Supplied material:
>>>>
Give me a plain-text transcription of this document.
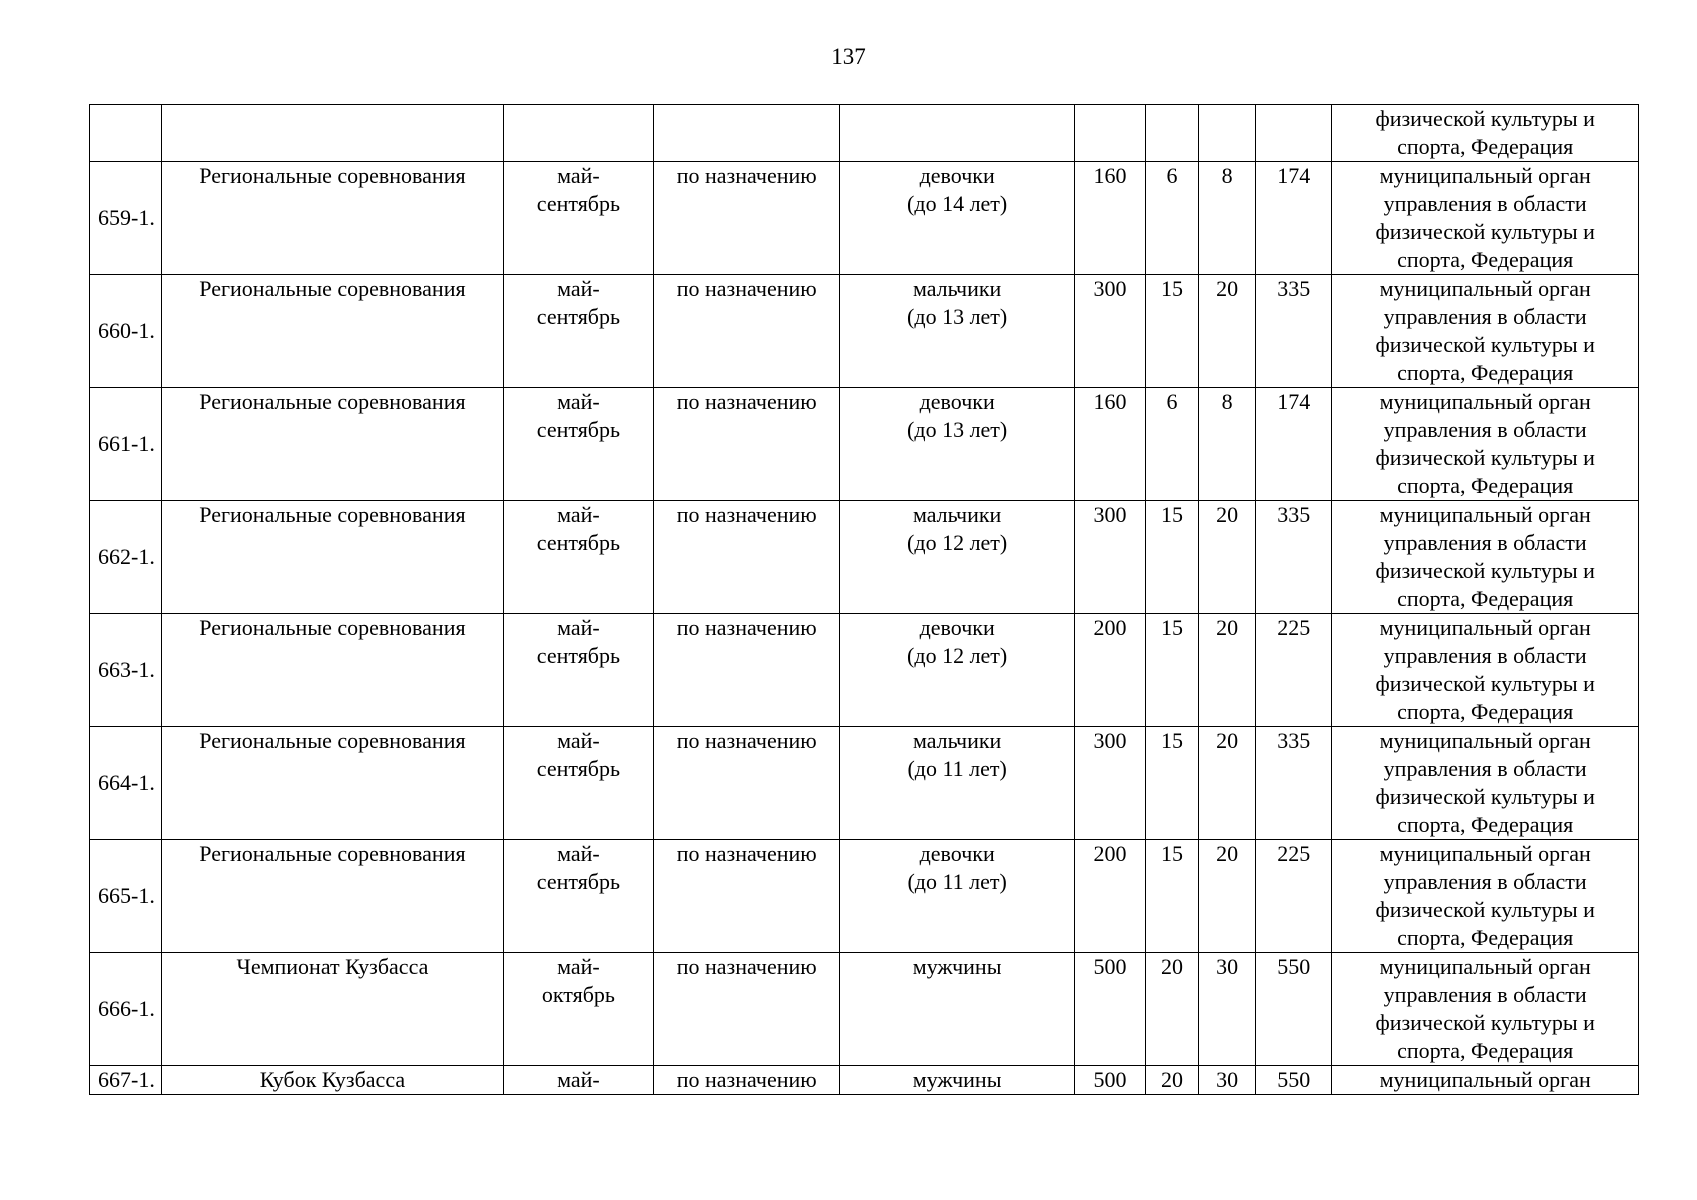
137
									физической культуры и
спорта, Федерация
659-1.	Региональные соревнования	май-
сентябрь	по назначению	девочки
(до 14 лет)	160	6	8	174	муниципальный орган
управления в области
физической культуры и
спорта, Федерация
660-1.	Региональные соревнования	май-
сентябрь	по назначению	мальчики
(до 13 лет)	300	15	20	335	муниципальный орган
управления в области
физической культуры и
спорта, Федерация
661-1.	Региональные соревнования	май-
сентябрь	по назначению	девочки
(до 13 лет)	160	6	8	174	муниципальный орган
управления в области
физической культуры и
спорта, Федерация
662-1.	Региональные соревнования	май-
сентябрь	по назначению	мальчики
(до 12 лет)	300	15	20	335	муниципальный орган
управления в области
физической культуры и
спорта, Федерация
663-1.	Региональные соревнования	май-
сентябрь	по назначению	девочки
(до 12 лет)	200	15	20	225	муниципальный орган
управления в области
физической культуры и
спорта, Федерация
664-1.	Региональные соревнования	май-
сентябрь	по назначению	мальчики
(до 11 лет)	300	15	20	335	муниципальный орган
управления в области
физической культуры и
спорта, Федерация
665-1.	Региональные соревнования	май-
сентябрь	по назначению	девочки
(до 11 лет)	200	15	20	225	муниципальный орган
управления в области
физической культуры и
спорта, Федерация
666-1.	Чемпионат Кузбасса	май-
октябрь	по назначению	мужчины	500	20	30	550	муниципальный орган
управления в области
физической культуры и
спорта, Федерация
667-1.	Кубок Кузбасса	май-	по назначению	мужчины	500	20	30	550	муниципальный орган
<<<<
>>>>
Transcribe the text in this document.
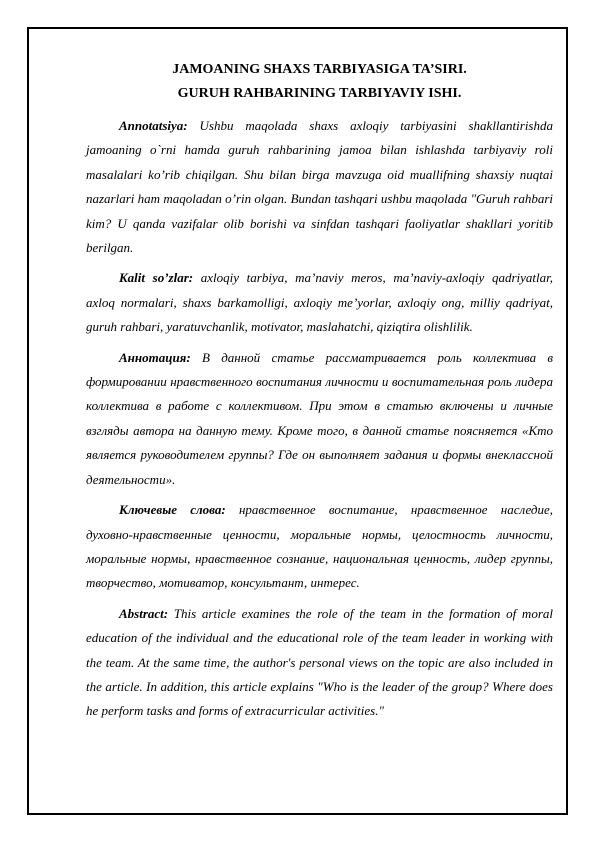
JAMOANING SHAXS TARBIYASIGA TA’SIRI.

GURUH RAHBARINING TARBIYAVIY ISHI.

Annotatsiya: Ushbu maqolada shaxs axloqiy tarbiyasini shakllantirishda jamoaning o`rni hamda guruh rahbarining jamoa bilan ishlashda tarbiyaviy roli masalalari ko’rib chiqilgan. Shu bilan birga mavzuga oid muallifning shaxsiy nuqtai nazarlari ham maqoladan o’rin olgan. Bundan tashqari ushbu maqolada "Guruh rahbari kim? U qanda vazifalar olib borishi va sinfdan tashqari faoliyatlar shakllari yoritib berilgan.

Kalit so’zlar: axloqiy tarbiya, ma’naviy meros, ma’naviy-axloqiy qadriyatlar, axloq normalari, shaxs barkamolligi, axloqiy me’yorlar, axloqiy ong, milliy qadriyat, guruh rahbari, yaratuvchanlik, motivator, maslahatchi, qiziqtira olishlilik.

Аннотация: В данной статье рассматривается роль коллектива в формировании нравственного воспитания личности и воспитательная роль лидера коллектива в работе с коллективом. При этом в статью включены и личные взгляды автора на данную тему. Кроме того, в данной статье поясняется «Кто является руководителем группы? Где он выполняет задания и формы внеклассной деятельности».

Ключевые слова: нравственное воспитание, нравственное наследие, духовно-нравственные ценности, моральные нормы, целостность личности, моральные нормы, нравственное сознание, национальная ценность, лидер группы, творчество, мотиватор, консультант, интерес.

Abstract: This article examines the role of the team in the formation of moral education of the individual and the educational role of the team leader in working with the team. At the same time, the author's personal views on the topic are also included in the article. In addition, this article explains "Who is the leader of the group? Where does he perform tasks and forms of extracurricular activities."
<<<<
Direction: Locate the word "Региональные" in the entries, and copy every line where it is found.

Result for this exercise:
659-1.	Региональные соревнования	май-
660-1.	Региональные соревнования	май-
661-1.	Региональные соревнования	май-
662-1.	Региональные соревнования	май-
663-1.	Региональные соревнования	май-
664-1.	Региональные соревнования	май-
665-1.	Региональные соревнования	май-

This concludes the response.